YOUR INSTRUCTIONS: Write every entry out again exactly, please, and skip the pictures.

---------- SUPPLIED INFORMATION

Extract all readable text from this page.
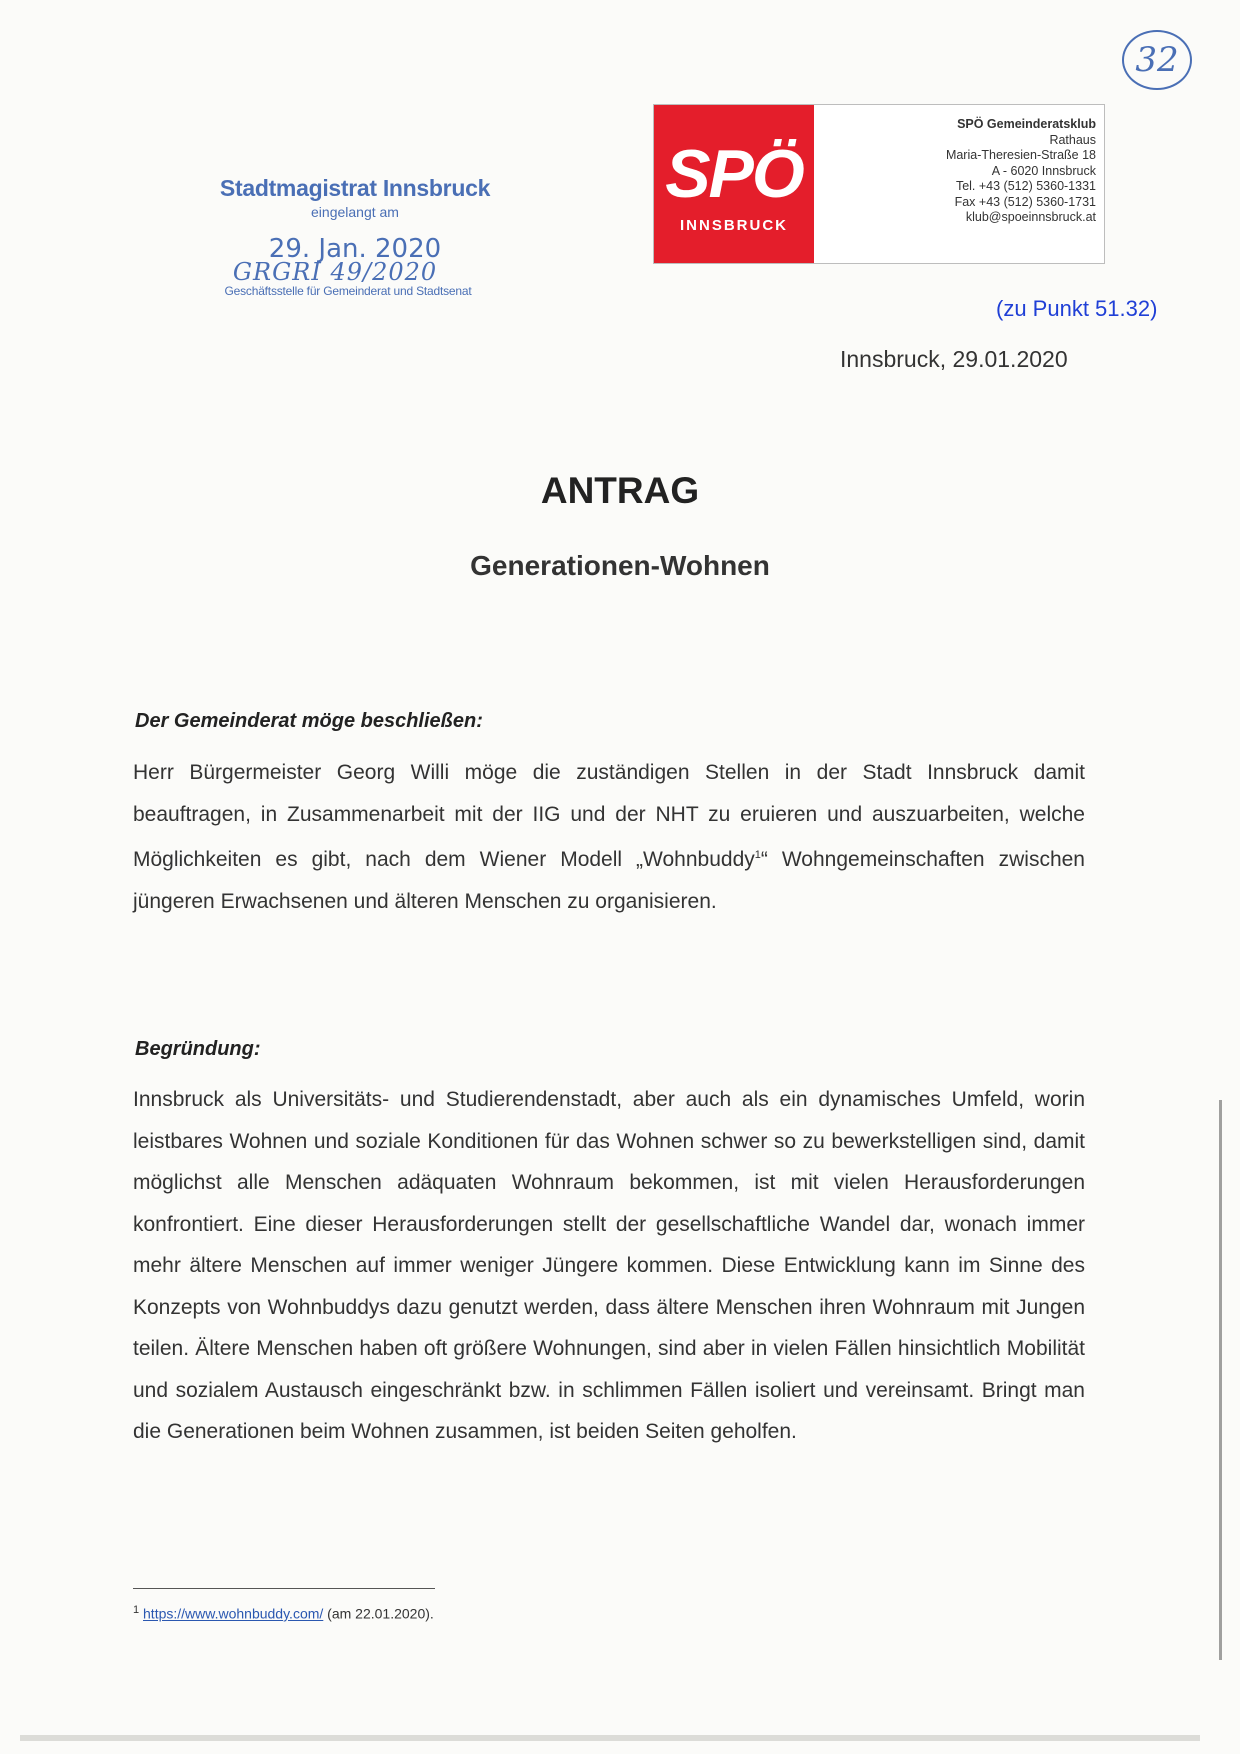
32
Stadtmagistrat Innsbruck
eingelangt am
29. Jan. 2020
GRGRI 49/2020
Geschäftsstelle für Gemeinderat und Stadtsenat
SPÖ
INNSBRUCK
SPÖ Gemeinderatsklub
Rathaus
Maria-Theresien-Straße 18
A - 6020 Innsbruck
Tel. +43 (512) 5360-1331
Fax +43 (512) 5360-1731
klub@spoeinnsbruck.at
(zu Punkt 51.32)
Innsbruck, 29.01.2020
ANTRAG
Generationen-Wohnen
Der Gemeinderat möge beschließen:
Herr Bürgermeister Georg Willi möge die zuständigen Stellen in der Stadt Innsbruck damit beauftragen, in Zusammenarbeit mit der IIG und der NHT zu eruieren und auszuarbeiten, welche Möglichkeiten es gibt, nach dem Wiener Modell „Wohnbuddy$^1$“ Wohngemeinschaften zwischen jüngeren Erwachsenen und älteren Menschen zu organisieren.
Begründung:
Innsbruck als Universitäts- und Studierendenstadt, aber auch als ein dynamisches Umfeld, worin leistbares Wohnen und soziale Konditionen für das Wohnen schwer so zu bewerkstelligen sind, damit möglichst alle Menschen adäquaten Wohnraum bekommen, ist mit vielen Herausforderungen konfrontiert. Eine dieser Herausforderungen stellt der gesellschaftliche Wandel dar, wonach immer mehr ältere Menschen auf immer weniger Jüngere kommen. Diese Entwicklung kann im Sinne des Konzepts von Wohnbuddys dazu genutzt werden, dass ältere Menschen ihren Wohnraum mit Jungen teilen. Ältere Menschen haben oft größere Wohnungen, sind aber in vielen Fällen hinsichtlich Mobilität und sozialem Austausch eingeschränkt bzw. in schlimmen Fällen isoliert und vereinsamt. Bringt man die Generationen beim Wohnen zusammen, ist beiden Seiten geholfen.
$^1$ https://www.wohnbuddy.com/ (am 22.01.2020).
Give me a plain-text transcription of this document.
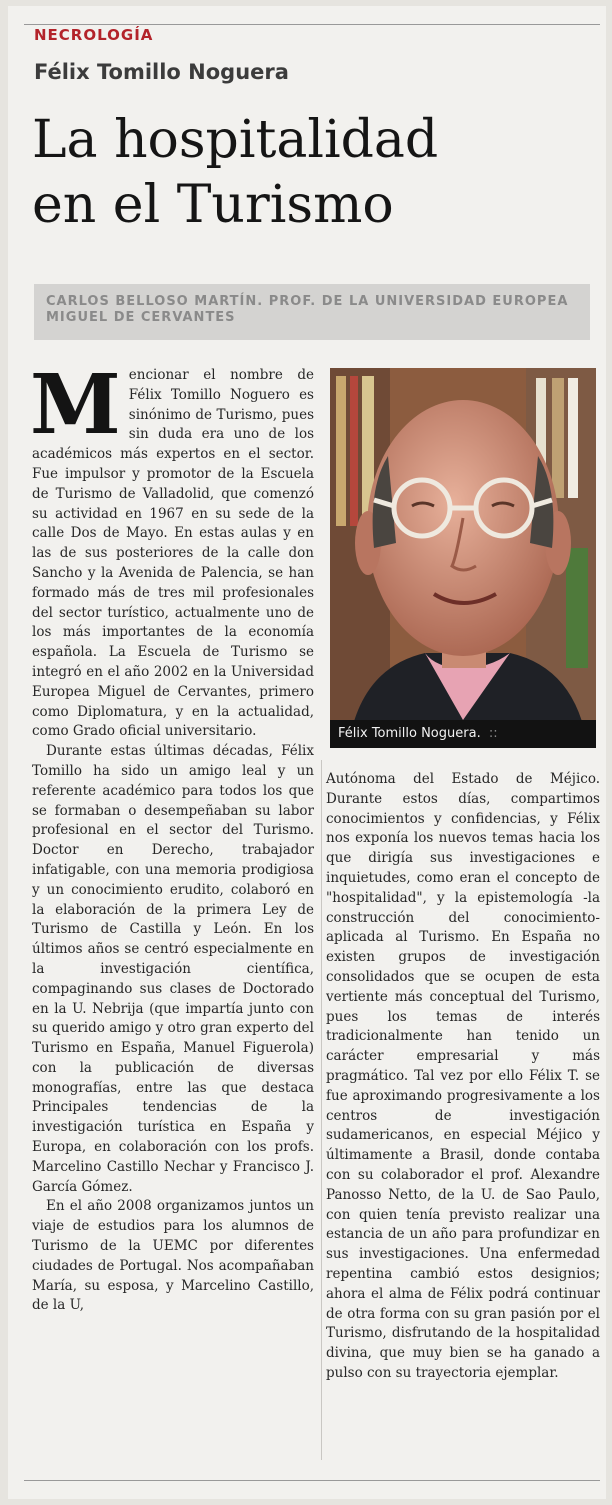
NECROLOGÍA
Félix Tomillo Noguera
La hospitalidad
en el Turismo
CARLOS BELLOSO MARTÍN. PROF. DE LA UNIVERSIDAD EUROPEA MIGUEL DE CERVANTES

Mencionar el nombre de Félix Tomillo Noguero es sinónimo de Turismo, pues sin duda era uno de los académicos más expertos en el sector. Fue impulsor y promotor de la Escuela de Turismo de Valladolid, que comenzó su actividad en 1967 en su sede de la calle Dos de Mayo. En estas aulas y en las de sus posteriores de la calle don Sancho y la Avenida de Palencia, se han formado más de tres mil profesionales del sector turístico, actualmente uno de los más importantes de la economía española. La Escuela de Turismo se integró en el año 2002 en la Universidad Europea Miguel de Cervantes, primero como Diplomatura, y en la actualidad, como Grado oficial universitario.

Durante estas últimas décadas, Félix Tomillo ha sido un amigo leal y un referente académico para todos los que se formaban o desempeñaban su labor profesional en el sector del Turismo. Doctor en Derecho, trabajador infatigable, con una memoria prodigiosa y un conocimiento erudito, colaboró en la elaboración de la primera Ley de Turismo de Castilla y León. En los últimos años se centró especialmente en la investigación científica, compaginando sus clases de Doctorado en la U. Nebrija (que impartía junto con su querido amigo y otro gran experto del Turismo en España, Manuel Figuerola) con la publicación de diversas monografías, entre las que destaca Principales tendencias de la investigación turística en España y Europa, en colaboración con los profs. Marcelino Castillo Nechar y Francisco J. García Gómez.

En el año 2008 organizamos juntos un viaje de estudios para los alumnos de Turismo de la UEMC por diferentes ciudades de Portugal. Nos acompañaban María, su esposa, y Marcelino Castillo, de la U,

Félix Tomillo Noguera. ::

Autónoma del Estado de Méjico. Durante estos días, compartimos conocimientos y confidencias, y Félix nos exponía los nuevos temas hacia los que dirigía sus investigaciones e inquietudes, como eran el concepto de "hospitalidad", y la epistemología -la construcción del conocimiento- aplicada al Turismo. En España no existen grupos de investigación consolidados que se ocupen de esta vertiente más conceptual del Turismo, pues los temas de interés tradicionalmente han tenido un carácter empresarial y más pragmático. Tal vez por ello Félix T. se fue aproximando progresivamente a los centros de investigación sudamericanos, en especial Méjico y últimamente a Brasil, donde contaba con su colaborador el prof. Alexandre Panosso Netto, de la U. de Sao Paulo, con quien tenía previsto realizar una estancia de un año para profundizar en sus investigaciones. Una enfermedad repentina cambió estos designios; ahora el alma de Félix podrá continuar de otra forma con su gran pasión por el Turismo, disfrutando de la hospitalidad divina, que muy bien se ha ganado a pulso con su trayectoria ejemplar.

--------------------

SOLUTION FOR THIS EXERCISE:
Extract all readable text from this page.
32
Stadtmagistrat Innsbruck
eingelangt am
29. Jan. 2020
GRGRI 49/2020
Geschäftsstelle für Gemeinderat und Stadtsenat
SPÖ
INNSBRUCK
SPÖ Gemeinderatsklub
Rathaus
Maria-Theresien-Straße 18
A - 6020 Innsbruck
Tel. +43 (512) 5360-1331
Fax +43 (512) 5360-1731
klub@spoeinnsbruck.at
(zu Punkt 51.32)
Innsbruck, 29.01.2020
ANTRAG
Generationen-Wohnen
Der Gemeinderat möge beschließen:
Herr Bürgermeister Georg Willi möge die zuständigen Stellen in der Stadt Innsbruck damit beauftragen, in Zusammenarbeit mit der IIG und der NHT zu eruieren und auszuarbeiten, welche Möglichkeiten es gibt, nach dem Wiener Modell „Wohnbuddy$^1$“ Wohngemeinschaften zwischen jüngeren Erwachsenen und älteren Menschen zu organisieren.
Begründung:
Innsbruck als Universitäts- und Studierendenstadt, aber auch als ein dynamisches Umfeld, worin leistbares Wohnen und soziale Konditionen für das Wohnen schwer so zu bewerkstelligen sind, damit möglichst alle Menschen adäquaten Wohnraum bekommen, ist mit vielen Herausforderungen konfrontiert. Eine dieser Herausforderungen stellt der gesellschaftliche Wandel dar, wonach immer mehr ältere Menschen auf immer weniger Jüngere kommen. Diese Entwicklung kann im Sinne des Konzepts von Wohnbuddys dazu genutzt werden, dass ältere Menschen ihren Wohnraum mit Jungen teilen. Ältere Menschen haben oft größere Wohnungen, sind aber in vielen Fällen hinsichtlich Mobilität und sozialem Austausch eingeschränkt bzw. in schlimmen Fällen isoliert und vereinsamt. Bringt man die Generationen beim Wohnen zusammen, ist beiden Seiten geholfen.
$^1$ https://www.wohnbuddy.com/ (am 22.01.2020).
Give me a plain-text transcription of this document.
NECROLOGÍA
Félix Tomillo Noguera
La hospitalidad
en el Turismo
CARLOS BELLOSO MARTÍN. PROF. DE LA UNIVERSIDAD EUROPEA MIGUEL DE CERVANTES

Mencionar el nombre de Félix Tomillo Noguero es sinónimo de Turismo, pues sin duda era uno de los académicos más expertos en el sector. Fue impulsor y promotor de la Escuela de Turismo de Valladolid, que comenzó su actividad en 1967 en su sede de la calle Dos de Mayo. En estas aulas y en las de sus posteriores de la calle don Sancho y la Avenida de Palencia, se han formado más de tres mil profesionales del sector turístico, actualmente uno de los más importantes de la economía española. La Escuela de Turismo se integró en el año 2002 en la Universidad Europea Miguel de Cervantes, primero como Diplomatura, y en la actualidad, como Grado oficial universitario.

Durante estas últimas décadas, Félix Tomillo ha sido un amigo leal y un referente académico para todos los que se formaban o desempeñaban su labor profesional en el sector del Turismo. Doctor en Derecho, trabajador infatigable, con una memoria prodigiosa y un conocimiento erudito, colaboró en la elaboración de la primera Ley de Turismo de Castilla y León. En los últimos años se centró especialmente en la investigación científica, compaginando sus clases de Doctorado en la U. Nebrija (que impartía junto con su querido amigo y otro gran experto del Turismo en España, Manuel Figuerola) con la publicación de diversas monografías, entre las que destaca Principales tendencias de la investigación turística en España y Europa, en colaboración con los profs. Marcelino Castillo Nechar y Francisco J. García Gómez.

En el año 2008 organizamos juntos un viaje de estudios para los alumnos de Turismo de la UEMC por diferentes ciudades de Portugal. Nos acompañaban María, su esposa, y Marcelino Castillo, de la U,

Félix Tomillo Noguera. ::

Autónoma del Estado de Méjico. Durante estos días, compartimos conocimientos y confidencias, y Félix nos exponía los nuevos temas hacia los que dirigía sus investigaciones e inquietudes, como eran el concepto de "hospitalidad", y la epistemología -la construcción del conocimiento- aplicada al Turismo. En España no existen grupos de investigación consolidados que se ocupen de esta vertiente más conceptual del Turismo, pues los temas de interés tradicionalmente han tenido un carácter empresarial y más pragmático. Tal vez por ello Félix T. se fue aproximando progresivamente a los centros de investigación sudamericanos, en especial Méjico y últimamente a Brasil, donde contaba con su colaborador el prof. Alexandre Panosso Netto, de la U. de Sao Paulo, con quien tenía previsto realizar una estancia de un año para profundizar en sus investigaciones. Una enfermedad repentina cambió estos designios; ahora el alma de Félix podrá continuar de otra forma con su gran pasión por el Turismo, disfrutando de la hospitalidad divina, que muy bien se ha ganado a pulso con su trayectoria ejemplar.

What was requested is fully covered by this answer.